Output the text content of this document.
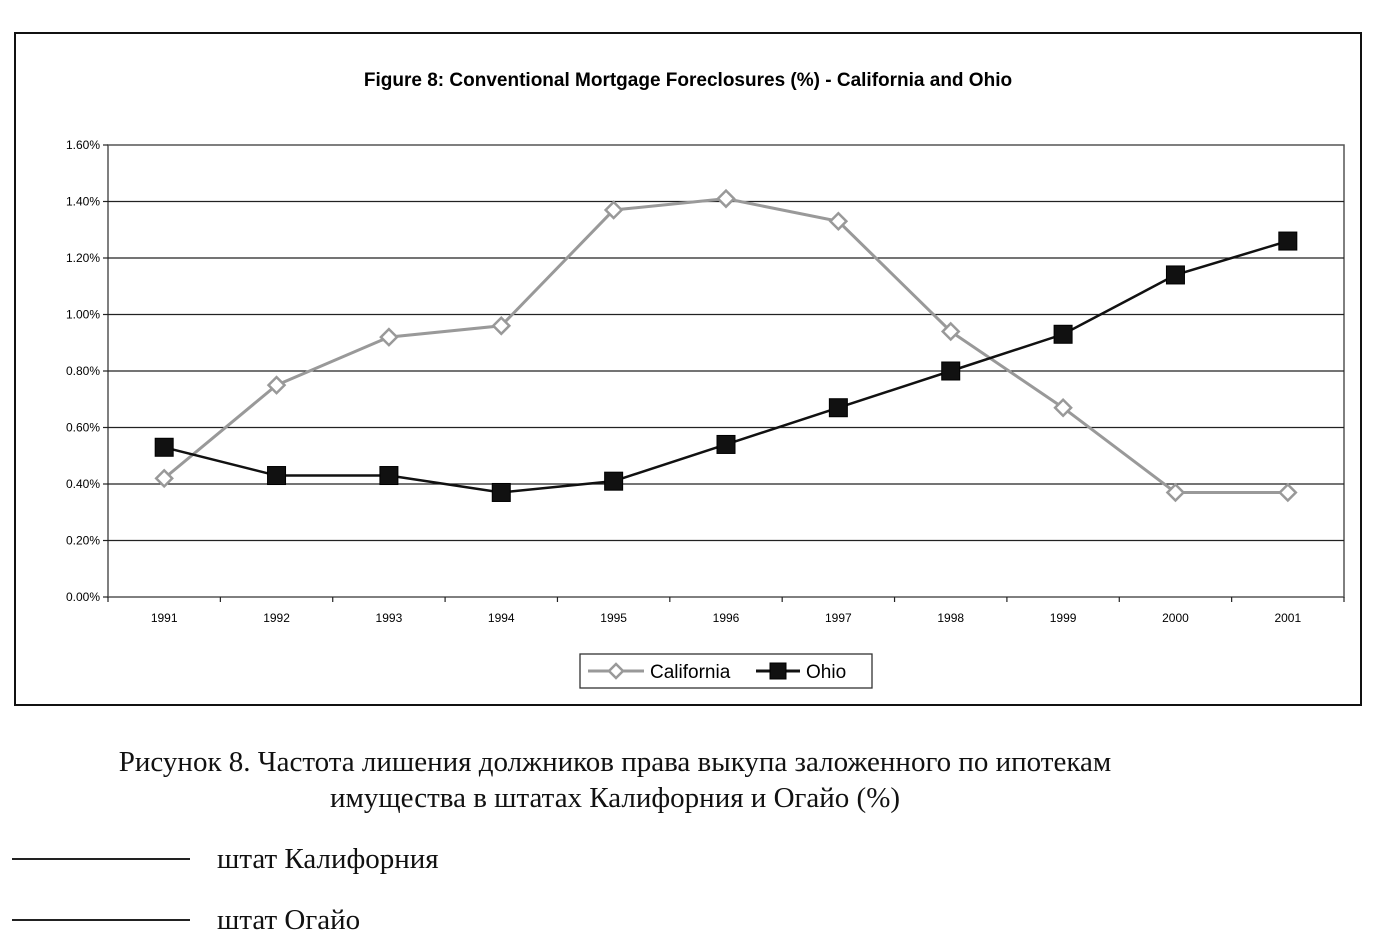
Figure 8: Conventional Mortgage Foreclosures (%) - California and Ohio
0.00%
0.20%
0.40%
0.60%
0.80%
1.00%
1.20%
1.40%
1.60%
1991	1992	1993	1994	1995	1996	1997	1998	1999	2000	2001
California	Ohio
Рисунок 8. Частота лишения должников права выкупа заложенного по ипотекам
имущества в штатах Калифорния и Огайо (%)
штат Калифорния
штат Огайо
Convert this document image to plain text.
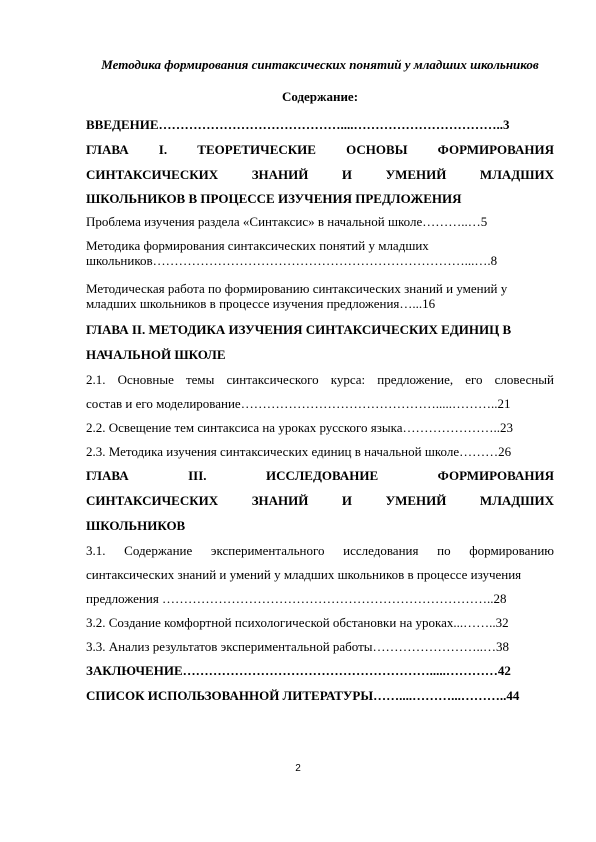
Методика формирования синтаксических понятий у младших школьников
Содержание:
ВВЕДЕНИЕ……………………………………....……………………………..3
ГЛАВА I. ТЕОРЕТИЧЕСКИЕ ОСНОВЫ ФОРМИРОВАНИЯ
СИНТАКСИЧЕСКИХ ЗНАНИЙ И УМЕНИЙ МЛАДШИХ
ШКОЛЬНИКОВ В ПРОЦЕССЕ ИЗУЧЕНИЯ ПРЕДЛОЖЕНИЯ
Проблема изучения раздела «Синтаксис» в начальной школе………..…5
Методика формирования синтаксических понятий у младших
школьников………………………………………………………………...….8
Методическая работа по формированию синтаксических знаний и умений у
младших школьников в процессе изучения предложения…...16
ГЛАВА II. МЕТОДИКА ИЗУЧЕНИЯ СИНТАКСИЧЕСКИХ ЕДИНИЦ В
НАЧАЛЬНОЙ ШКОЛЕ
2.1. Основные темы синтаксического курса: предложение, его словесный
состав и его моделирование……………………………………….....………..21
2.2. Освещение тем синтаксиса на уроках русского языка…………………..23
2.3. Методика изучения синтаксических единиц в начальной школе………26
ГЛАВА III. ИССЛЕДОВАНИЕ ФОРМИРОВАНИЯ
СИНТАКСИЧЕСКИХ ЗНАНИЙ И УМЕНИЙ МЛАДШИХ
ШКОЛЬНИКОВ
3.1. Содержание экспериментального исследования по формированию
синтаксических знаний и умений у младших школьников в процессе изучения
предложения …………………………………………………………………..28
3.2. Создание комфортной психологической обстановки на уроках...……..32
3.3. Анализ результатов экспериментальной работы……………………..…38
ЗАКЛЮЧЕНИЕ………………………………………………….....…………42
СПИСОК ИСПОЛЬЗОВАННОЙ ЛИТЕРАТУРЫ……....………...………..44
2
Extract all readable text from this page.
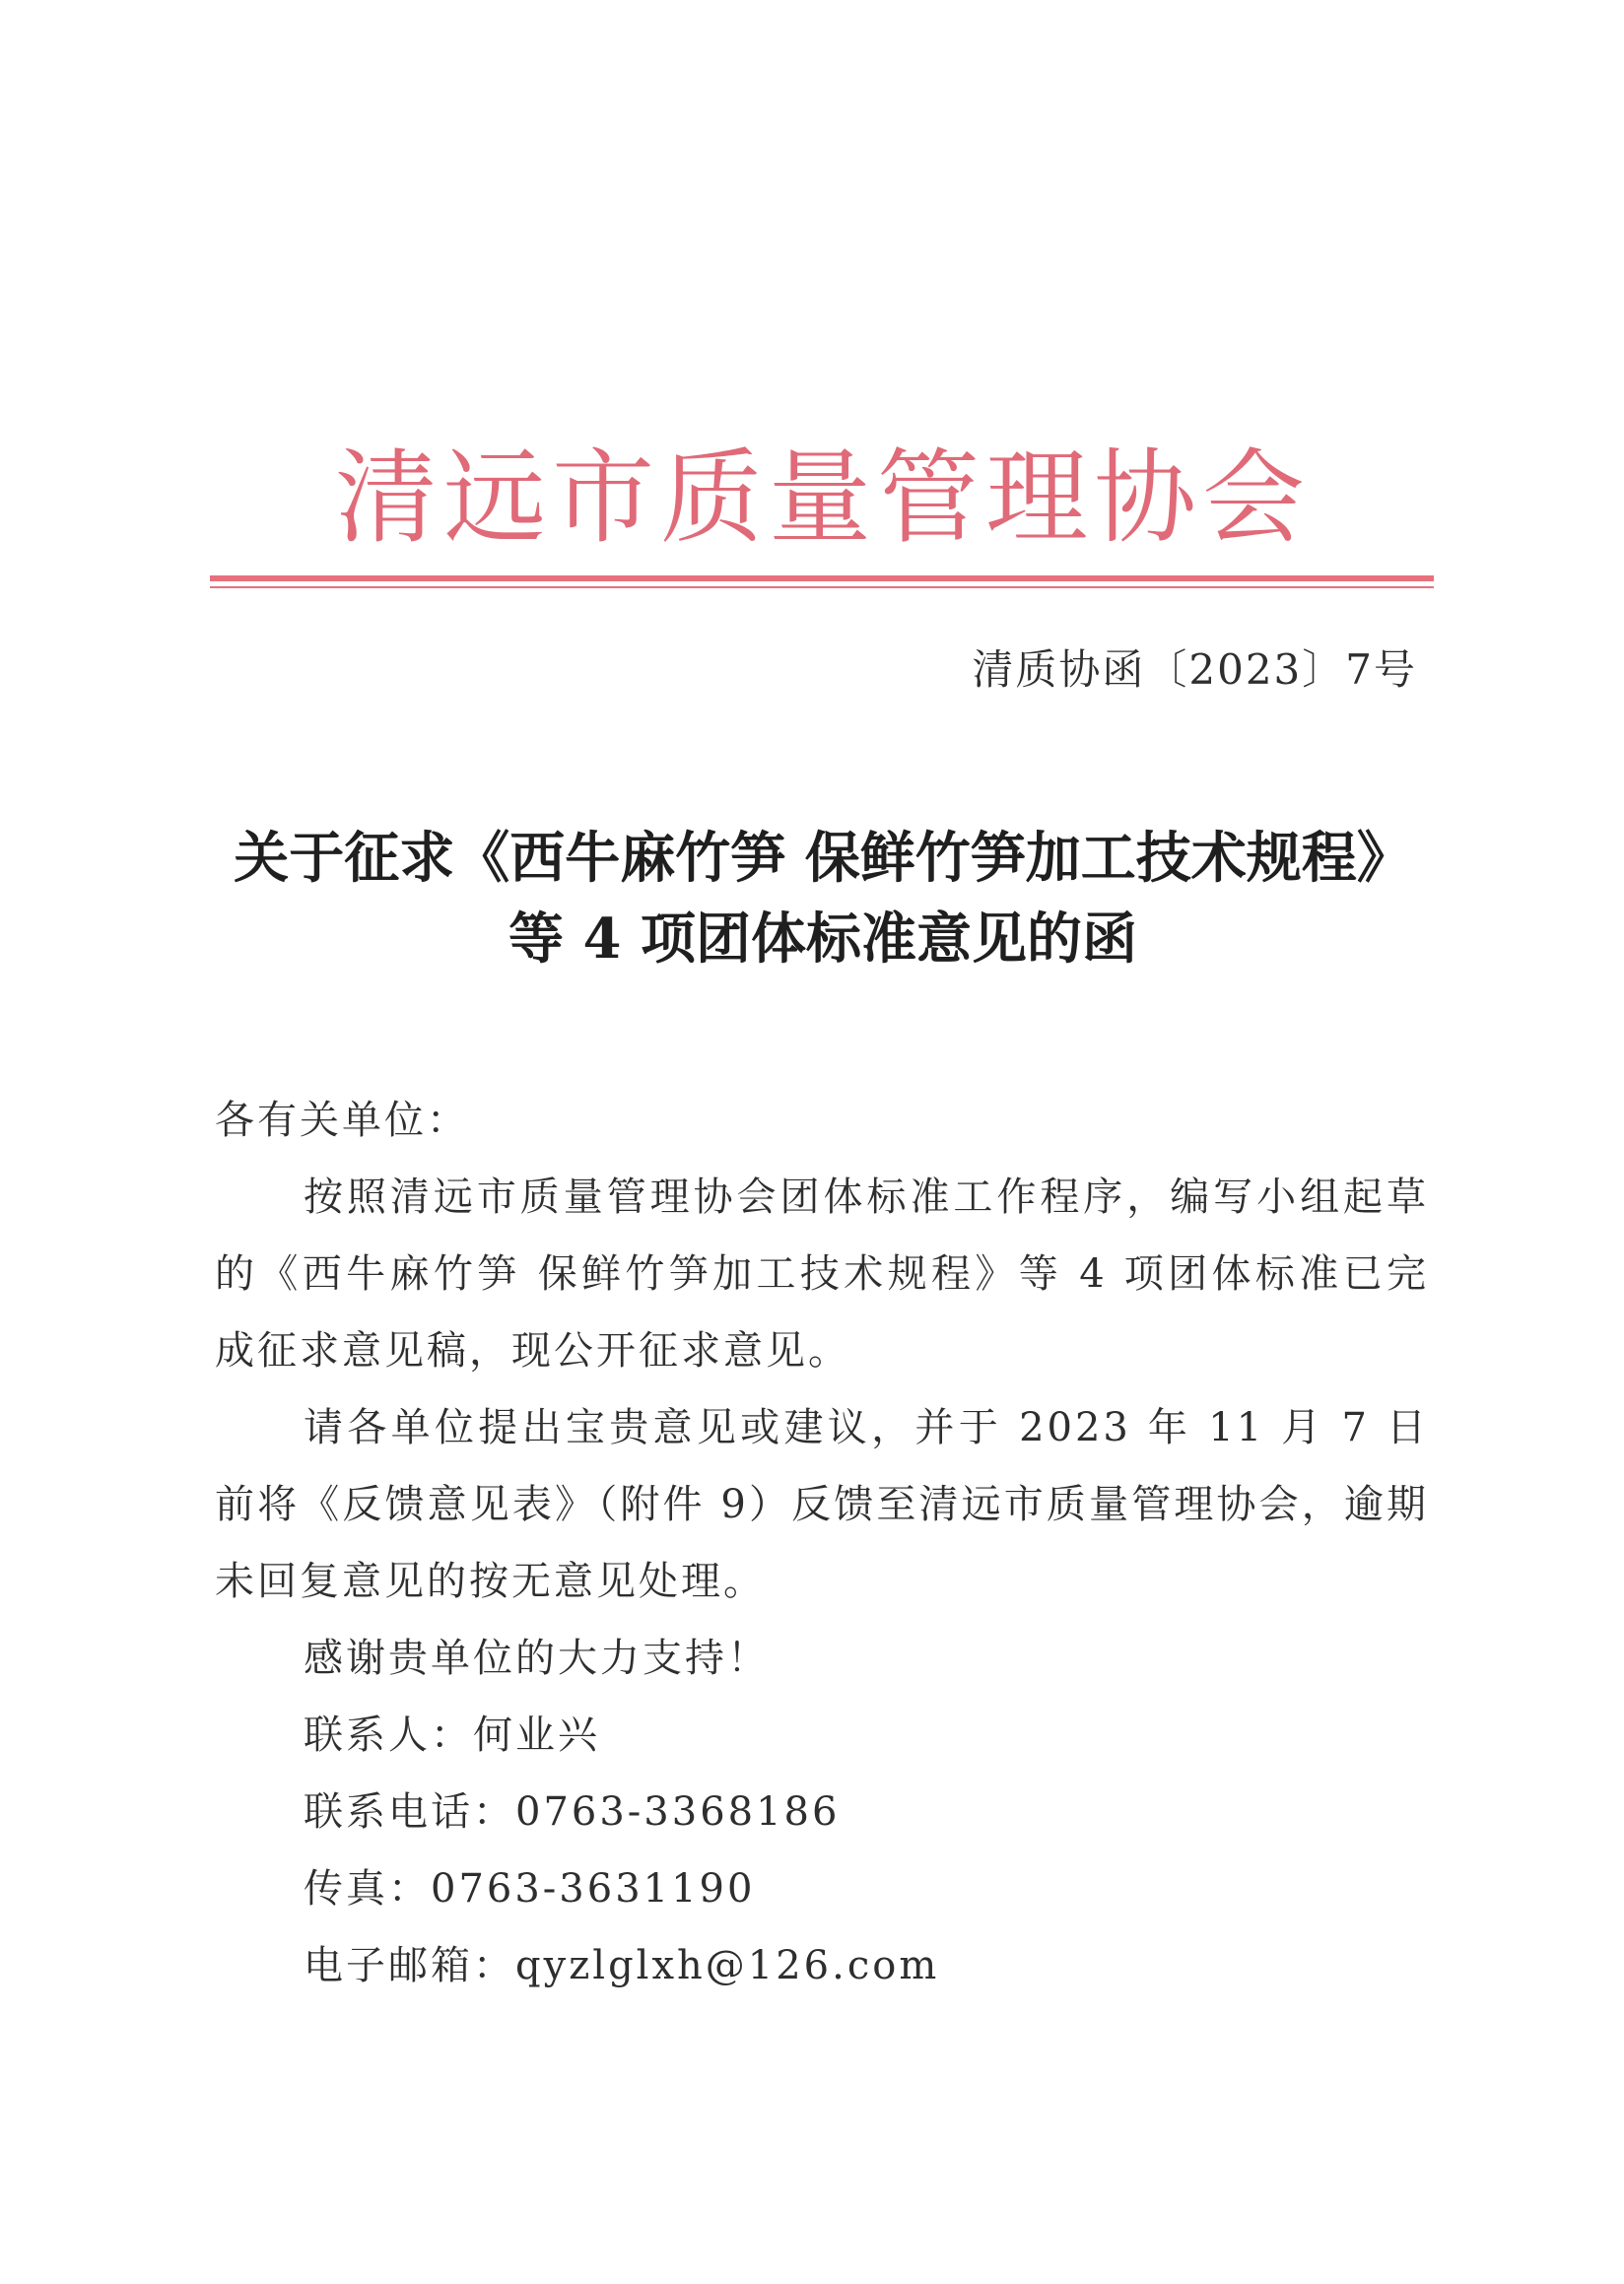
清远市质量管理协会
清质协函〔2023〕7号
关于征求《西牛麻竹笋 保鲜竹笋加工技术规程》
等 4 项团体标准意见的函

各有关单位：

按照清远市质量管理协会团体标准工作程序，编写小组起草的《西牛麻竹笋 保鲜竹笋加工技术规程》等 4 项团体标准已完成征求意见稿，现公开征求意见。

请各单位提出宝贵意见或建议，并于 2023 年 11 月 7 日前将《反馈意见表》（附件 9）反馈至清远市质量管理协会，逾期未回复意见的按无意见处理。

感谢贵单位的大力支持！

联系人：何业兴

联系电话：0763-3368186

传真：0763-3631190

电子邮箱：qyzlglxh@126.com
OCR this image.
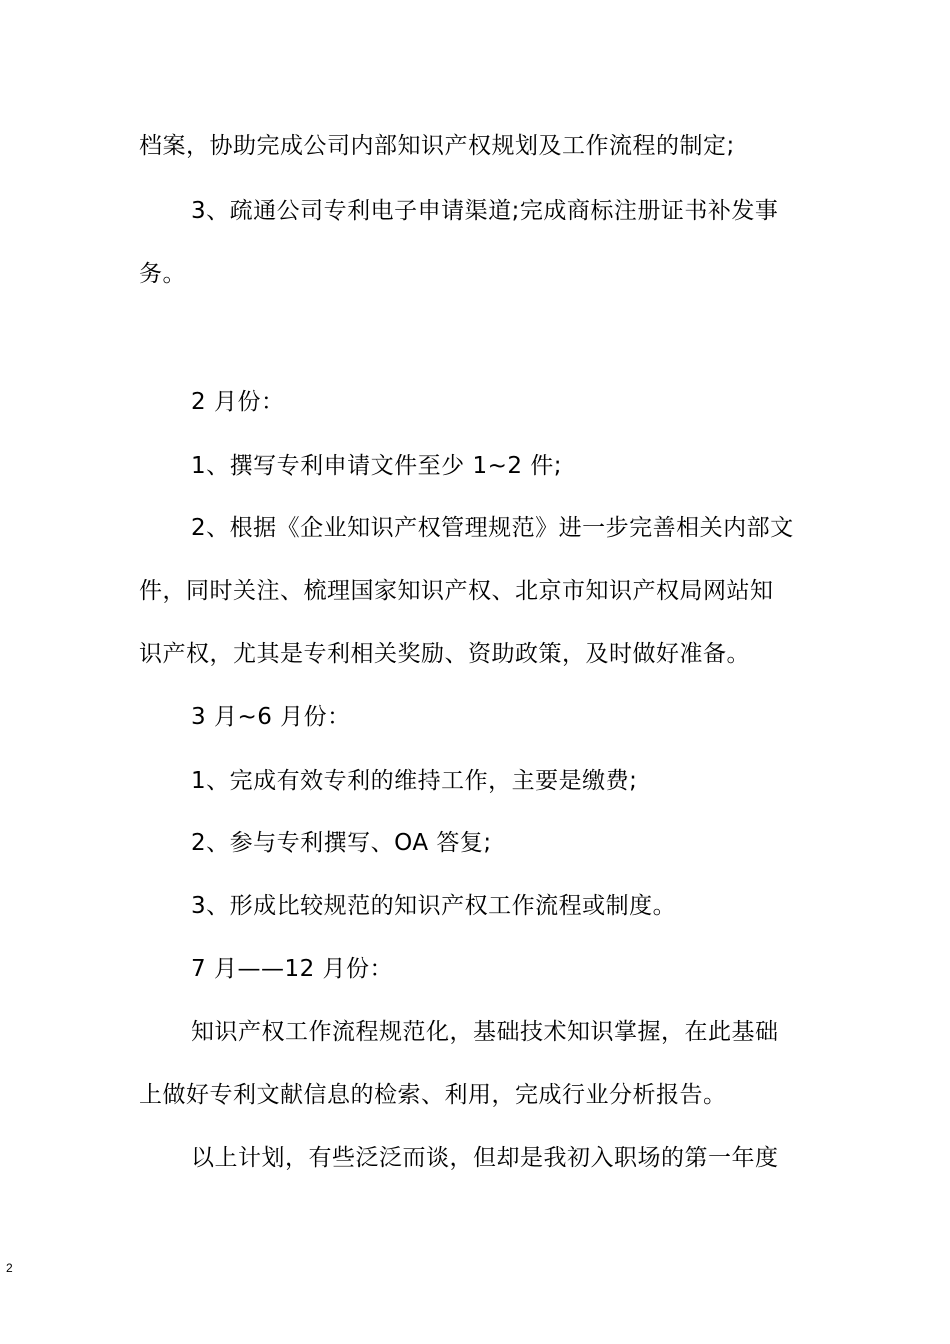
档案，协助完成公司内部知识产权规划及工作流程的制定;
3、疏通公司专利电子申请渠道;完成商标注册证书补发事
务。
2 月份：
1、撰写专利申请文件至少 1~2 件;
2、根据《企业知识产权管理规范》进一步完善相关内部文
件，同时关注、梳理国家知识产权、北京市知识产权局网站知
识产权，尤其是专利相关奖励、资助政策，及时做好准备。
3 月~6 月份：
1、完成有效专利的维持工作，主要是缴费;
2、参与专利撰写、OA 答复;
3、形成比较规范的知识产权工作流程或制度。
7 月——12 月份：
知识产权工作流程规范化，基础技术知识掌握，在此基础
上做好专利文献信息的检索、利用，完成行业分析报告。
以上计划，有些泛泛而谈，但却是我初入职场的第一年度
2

..........

* TASK:
Verbatim reproduction of every record is required; images are left out.

* FINISHED ANSWER:
Output the text content of this document.
Figure 8: Conventional Mortgage Foreclosures (%) - California and Ohio
0.00%
0.20%
0.40%
0.60%
0.80%
1.00%
1.20%
1.40%
1.60%
1991	1992	1993	1994	1995	1996	1997	1998	1999	2000	2001
California	Ohio
Рисунок 8. Частота лишения должников права выкупа заложенного по ипотекам
имущества в штатах Калифорния и Огайо (%)
штат Калифорния
штат Огайо
Convert this document image to plain text.
Методика формирования синтаксических понятий у младших школьников
Содержание:
ВВЕДЕНИЕ……………………………………....……………………………..3
ГЛАВА I. ТЕОРЕТИЧЕСКИЕ ОСНОВЫ ФОРМИРОВАНИЯ
СИНТАКСИЧЕСКИХ ЗНАНИЙ И УМЕНИЙ МЛАДШИХ
ШКОЛЬНИКОВ В ПРОЦЕССЕ ИЗУЧЕНИЯ ПРЕДЛОЖЕНИЯ
Проблема изучения раздела «Синтаксис» в начальной школе………..…5
Методика формирования синтаксических понятий у младших
школьников………………………………………………………………...….8
Методическая работа по формированию синтаксических знаний и умений у
младших школьников в процессе изучения предложения…...16
ГЛАВА II. МЕТОДИКА ИЗУЧЕНИЯ СИНТАКСИЧЕСКИХ ЕДИНИЦ В
НАЧАЛЬНОЙ ШКОЛЕ
2.1. Основные темы синтаксического курса: предложение, его словесный
состав и его моделирование……………………………………….....………..21
2.2. Освещение тем синтаксиса на уроках русского языка…………………..23
2.3. Методика изучения синтаксических единиц в начальной школе………26
ГЛАВА III. ИССЛЕДОВАНИЕ ФОРМИРОВАНИЯ
СИНТАКСИЧЕСКИХ ЗНАНИЙ И УМЕНИЙ МЛАДШИХ
ШКОЛЬНИКОВ
3.1. Содержание экспериментального исследования по формированию
синтаксических знаний и умений у младших школьников в процессе изучения
предложения …………………………………………………………………..28
3.2. Создание комфортной психологической обстановки на уроках...……..32
3.3. Анализ результатов экспериментальной работы……………………..…38
ЗАКЛЮЧЕНИЕ………………………………………………….....…………42
СПИСОК ИСПОЛЬЗОВАННОЙ ЛИТЕРАТУРЫ……....………...………..44
2
Extract all readable text from this page.
清远市质量管理协会
清质协函〔2023〕7号
关于征求《西牛麻竹笋 保鲜竹笋加工技术规程》
等 4 项团体标准意见的函

各有关单位：

按照清远市质量管理协会团体标准工作程序，编写小组起草的《西牛麻竹笋 保鲜竹笋加工技术规程》等 4 项团体标准已完成征求意见稿，现公开征求意见。

请各单位提出宝贵意见或建议，并于 2023 年 11 月 7 日前将《反馈意见表》（附件 9）反馈至清远市质量管理协会，逾期未回复意见的按无意见处理。

感谢贵单位的大力支持！

联系人：何业兴

联系电话：0763-3368186

传真：0763-3631190

电子邮箱：qyzlglxh@126.com
OCR this image.
档案，协助完成公司内部知识产权规划及工作流程的制定;
3、疏通公司专利电子申请渠道;完成商标注册证书补发事
务。
2 月份：
1、撰写专利申请文件至少 1~2 件;
2、根据《企业知识产权管理规范》进一步完善相关内部文
件，同时关注、梳理国家知识产权、北京市知识产权局网站知
识产权，尤其是专利相关奖励、资助政策，及时做好准备。
3 月~6 月份：
1、完成有效专利的维持工作，主要是缴费;
2、参与专利撰写、OA 答复;
3、形成比较规范的知识产权工作流程或制度。
7 月——12 月份：
知识产权工作流程规范化，基础技术知识掌握，在此基础
上做好专利文献信息的检索、利用，完成行业分析报告。
以上计划，有些泛泛而谈，但却是我初入职场的第一年度
2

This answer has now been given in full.